Everything in the listing should be restated word for word.

─── Supplied records ───

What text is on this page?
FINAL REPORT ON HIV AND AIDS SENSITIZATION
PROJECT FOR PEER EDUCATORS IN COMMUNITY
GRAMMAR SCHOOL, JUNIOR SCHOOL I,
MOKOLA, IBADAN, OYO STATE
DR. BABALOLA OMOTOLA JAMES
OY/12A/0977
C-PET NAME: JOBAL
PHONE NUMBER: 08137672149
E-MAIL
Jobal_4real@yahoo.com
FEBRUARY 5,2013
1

───

**Task solution**
What text is on this page?
FINAL REPORT ON HIV AND AIDS SENSITIZATION
PROJECT FOR PEER EDUCATORS IN COMMUNITY
GRAMMAR SCHOOL, JUNIOR SCHOOL I,
MOKOLA, IBADAN, OYO STATE
DR. BABALOLA OMOTOLA JAMES
OY/12A/0977
C-PET NAME: JOBAL
PHONE NUMBER: 08137672149
E-MAIL
Jobal_4real@yahoo.com
FEBRUARY 5,2013
1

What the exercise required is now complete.